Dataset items
☆ ☆ ☆ ☆ ☆

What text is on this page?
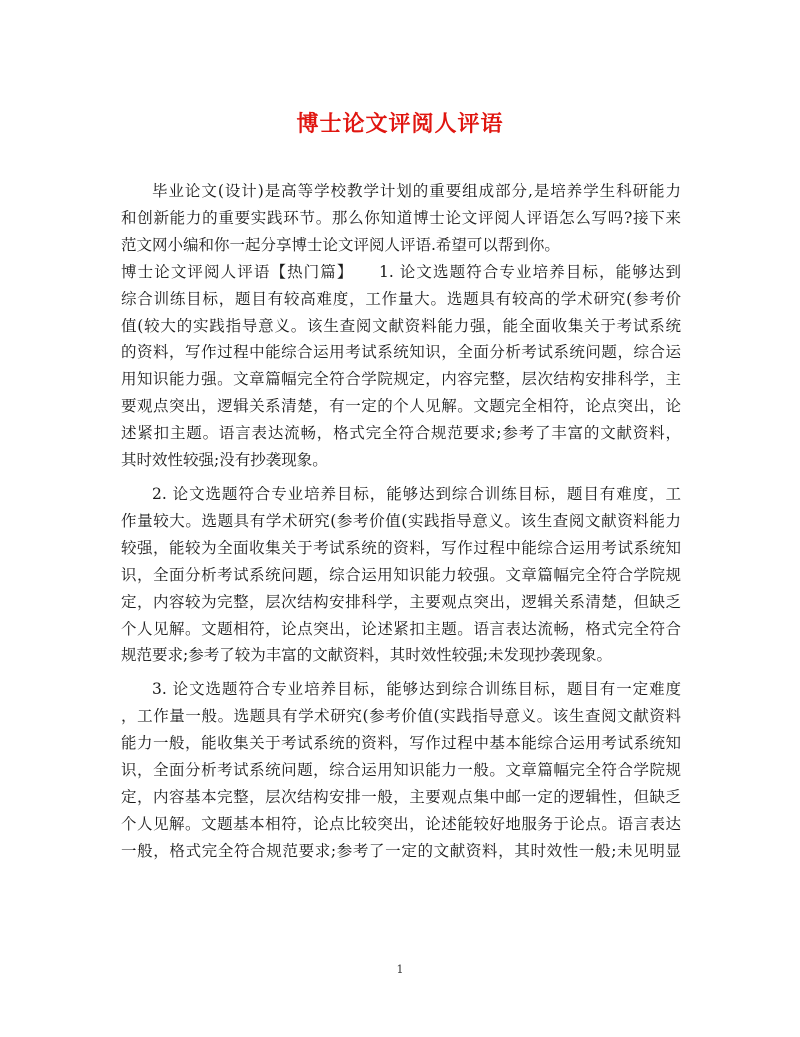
博士论文评阅人评语
毕业论文(设计)是高等学校教学计划的重要组成部分,是培养学生科研能力
和创新能力的重要实践环节。那么你知道博士论文评阅人评语怎么写吗?接下来
范文网小编和你一起分享博士论文评阅人评语.希望可以帮到你。
博士论文评阅人评语【热门篇】　　1. 论文选题符合专业培养目标，能够达到
综合训练目标，题目有较高难度，工作量大。选题具有较高的学术研究(参考价
值(较大的实践指导意义。该生查阅文献资料能力强，能全面收集关于考试系统
的资料，写作过程中能综合运用考试系统知识，全面分析考试系统问题，综合运
用知识能力强。文章篇幅完全符合学院规定，内容完整，层次结构安排科学，主
要观点突出，逻辑关系清楚，有一定的个人见解。文题完全相符，论点突出，论
述紧扣主题。语言表达流畅，格式完全符合规范要求;参考了丰富的文献资料，
其时效性较强;没有抄袭现象。
2. 论文选题符合专业培养目标，能够达到综合训练目标，题目有难度，工
作量较大。选题具有学术研究(参考价值(实践指导意义。该生查阅文献资料能力
较强，能较为全面收集关于考试系统的资料，写作过程中能综合运用考试系统知
识，全面分析考试系统问题，综合运用知识能力较强。文章篇幅完全符合学院规
定，内容较为完整，层次结构安排科学，主要观点突出，逻辑关系清楚，但缺乏
个人见解。文题相符，论点突出，论述紧扣主题。语言表达流畅，格式完全符合
规范要求;参考了较为丰富的文献资料，其时效性较强;未发现抄袭现象。
3. 论文选题符合专业培养目标，能够达到综合训练目标，题目有一定难度
，工作量一般。选题具有学术研究(参考价值(实践指导意义。该生查阅文献资料
能力一般，能收集关于考试系统的资料，写作过程中基本能综合运用考试系统知
识，全面分析考试系统问题，综合运用知识能力一般。文章篇幅完全符合学院规
定，内容基本完整，层次结构安排一般，主要观点集中邮一定的逻辑性，但缺乏
个人见解。文题基本相符，论点比较突出，论述能较好地服务于论点。语言表达
一般，格式完全符合规范要求;参考了一定的文献资料，其时效性一般;未见明显
1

☆ ☆ ☆ ☆ ☆

§ **WHAT TO DO**
Nothing in the entries should change as you copy them, except that the pictures are left out.

§ **RESPONSE**
What text is on this page?
博士论文评阅人评语
毕业论文(设计)是高等学校教学计划的重要组成部分,是培养学生科研能力
和创新能力的重要实践环节。那么你知道博士论文评阅人评语怎么写吗?接下来
范文网小编和你一起分享博士论文评阅人评语.希望可以帮到你。
博士论文评阅人评语【热门篇】　　1. 论文选题符合专业培养目标，能够达到
综合训练目标，题目有较高难度，工作量大。选题具有较高的学术研究(参考价
值(较大的实践指导意义。该生查阅文献资料能力强，能全面收集关于考试系统
的资料，写作过程中能综合运用考试系统知识，全面分析考试系统问题，综合运
用知识能力强。文章篇幅完全符合学院规定，内容完整，层次结构安排科学，主
要观点突出，逻辑关系清楚，有一定的个人见解。文题完全相符，论点突出，论
述紧扣主题。语言表达流畅，格式完全符合规范要求;参考了丰富的文献资料，
其时效性较强;没有抄袭现象。
2. 论文选题符合专业培养目标，能够达到综合训练目标，题目有难度，工
作量较大。选题具有学术研究(参考价值(实践指导意义。该生查阅文献资料能力
较强，能较为全面收集关于考试系统的资料，写作过程中能综合运用考试系统知
识，全面分析考试系统问题，综合运用知识能力较强。文章篇幅完全符合学院规
定，内容较为完整，层次结构安排科学，主要观点突出，逻辑关系清楚，但缺乏
个人见解。文题相符，论点突出，论述紧扣主题。语言表达流畅，格式完全符合
规范要求;参考了较为丰富的文献资料，其时效性较强;未发现抄袭现象。
3. 论文选题符合专业培养目标，能够达到综合训练目标，题目有一定难度
，工作量一般。选题具有学术研究(参考价值(实践指导意义。该生查阅文献资料
能力一般，能收集关于考试系统的资料，写作过程中基本能综合运用考试系统知
识，全面分析考试系统问题，综合运用知识能力一般。文章篇幅完全符合学院规
定，内容基本完整，层次结构安排一般，主要观点集中邮一定的逻辑性，但缺乏
个人见解。文题基本相符，论点比较突出，论述能较好地服务于论点。语言表达
一般，格式完全符合规范要求;参考了一定的文献资料，其时效性一般;未见明显
1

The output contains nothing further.